• _Your instructions_
Sift the material for lines containing "step", and return them.

[Figure dataset records]

·····

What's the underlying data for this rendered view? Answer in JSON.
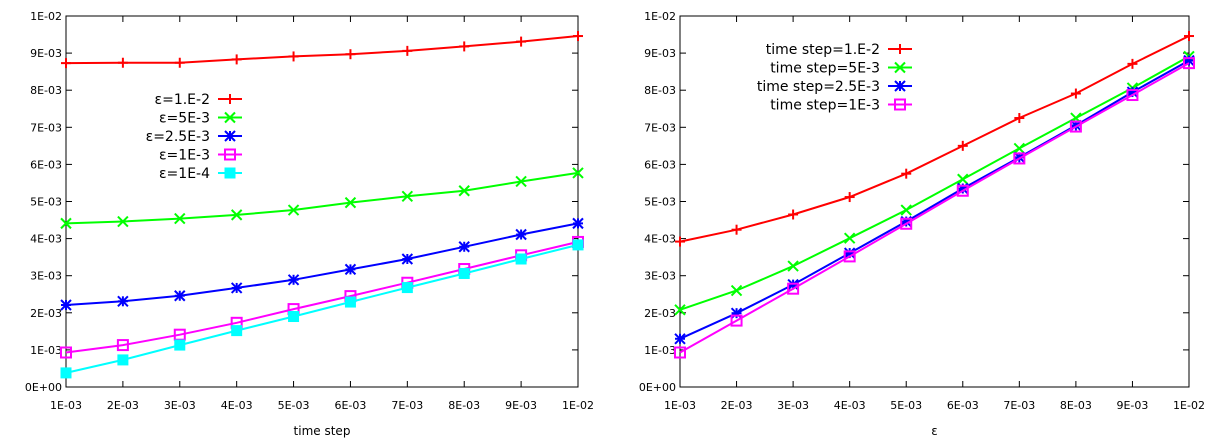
{
  "chart_data": [
    {
      "type": "line",
      "title": "",
      "xlabel": "time step",
      "ylabel": "",
      "xlim": [
        0.001,
        0.01
      ],
      "ylim": [
        0,
        0.01
      ],
      "grid": false,
      "legend_position": "middle-left",
      "x_ticks": [
        "1E-03",
        "2E-03",
        "3E-03",
        "4E-03",
        "5E-03",
        "6E-03",
        "7E-03",
        "8E-03",
        "9E-03",
        "1E-02"
      ],
      "y_ticks": [
        "0E+00",
        "1E-03",
        "2E-03",
        "3E-03",
        "4E-03",
        "5E-03",
        "6E-03",
        "7E-03",
        "8E-03",
        "9E-03",
        "1E-02"
      ],
      "x": [
        0.001,
        0.002,
        0.003,
        0.004,
        0.005,
        0.006,
        0.007,
        0.008,
        0.009,
        0.01
      ],
      "series": [
        {
          "name": "ε=1.E-2",
          "color": "#ff0000",
          "marker": "plus",
          "values": [
            0.00873,
            0.00874,
            0.00874,
            0.00883,
            0.00891,
            0.00897,
            0.00906,
            0.00918,
            0.00931,
            0.00946
          ]
        },
        {
          "name": "ε=5E-3",
          "color": "#00ff00",
          "marker": "cross",
          "values": [
            0.00441,
            0.00446,
            0.00454,
            0.00464,
            0.00477,
            0.00497,
            0.00514,
            0.00529,
            0.00554,
            0.00577
          ]
        },
        {
          "name": "ε=2.5E-3",
          "color": "#0000ff",
          "marker": "star",
          "values": [
            0.00221,
            0.00231,
            0.00246,
            0.00267,
            0.00289,
            0.00317,
            0.00345,
            0.00378,
            0.00411,
            0.00441
          ]
        },
        {
          "name": "ε=1E-3",
          "color": "#ff00ff",
          "marker": "square",
          "values": [
            0.00093,
            0.00113,
            0.00141,
            0.00173,
            0.0021,
            0.00245,
            0.00281,
            0.00318,
            0.00355,
            0.00391
          ]
        },
        {
          "name": "ε=1E-4",
          "color": "#00ffff",
          "marker": "filled-square",
          "values": [
            0.00038,
            0.00073,
            0.00113,
            0.00152,
            0.0019,
            0.00229,
            0.00268,
            0.00306,
            0.00345,
            0.00383
          ]
        }
      ]
    },
    {
      "type": "line",
      "title": "",
      "xlabel": "ε",
      "ylabel": "",
      "xlim": [
        0.001,
        0.01
      ],
      "ylim": [
        0,
        0.01
      ],
      "grid": false,
      "legend_position": "top-left",
      "x_ticks": [
        "1E-03",
        "2E-03",
        "3E-03",
        "4E-03",
        "5E-03",
        "6E-03",
        "7E-03",
        "8E-03",
        "9E-03",
        "1E-02"
      ],
      "y_ticks": [
        "0E+00",
        "1E-03",
        "2E-03",
        "3E-03",
        "4E-03",
        "5E-03",
        "6E-03",
        "7E-03",
        "8E-03",
        "9E-03",
        "1E-02"
      ],
      "x": [
        0.001,
        0.002,
        0.003,
        0.004,
        0.005,
        0.006,
        0.007,
        0.008,
        0.009,
        0.01
      ],
      "series": [
        {
          "name": "time step=1.E-2",
          "color": "#ff0000",
          "marker": "plus",
          "values": [
            0.00392,
            0.00424,
            0.00465,
            0.00512,
            0.00575,
            0.0065,
            0.00725,
            0.00791,
            0.00871,
            0.00946
          ]
        },
        {
          "name": "time step=5E-3",
          "color": "#00ff00",
          "marker": "cross",
          "values": [
            0.00208,
            0.0026,
            0.00326,
            0.00401,
            0.00477,
            0.0056,
            0.00643,
            0.00725,
            0.00806,
            0.00891
          ]
        },
        {
          "name": "time step=2.5E-3",
          "color": "#0000ff",
          "marker": "star",
          "values": [
            0.0013,
            0.00199,
            0.00276,
            0.00361,
            0.00446,
            0.00535,
            0.00619,
            0.00705,
            0.00795,
            0.0088
          ]
        },
        {
          "name": "time step=1E-3",
          "color": "#ff00ff",
          "marker": "square",
          "values": [
            0.00093,
            0.00179,
            0.00265,
            0.00352,
            0.0044,
            0.00529,
            0.00616,
            0.00702,
            0.00787,
            0.00873
          ]
        }
      ]
    }
  ]
}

·····

• _Completed task_
      "xlabel": "time step",
          "name": "time step=1.E-2",
          "name": "time step=5E-3",
          "name": "time step=2.5E-3",
          "name": "time step=1E-3",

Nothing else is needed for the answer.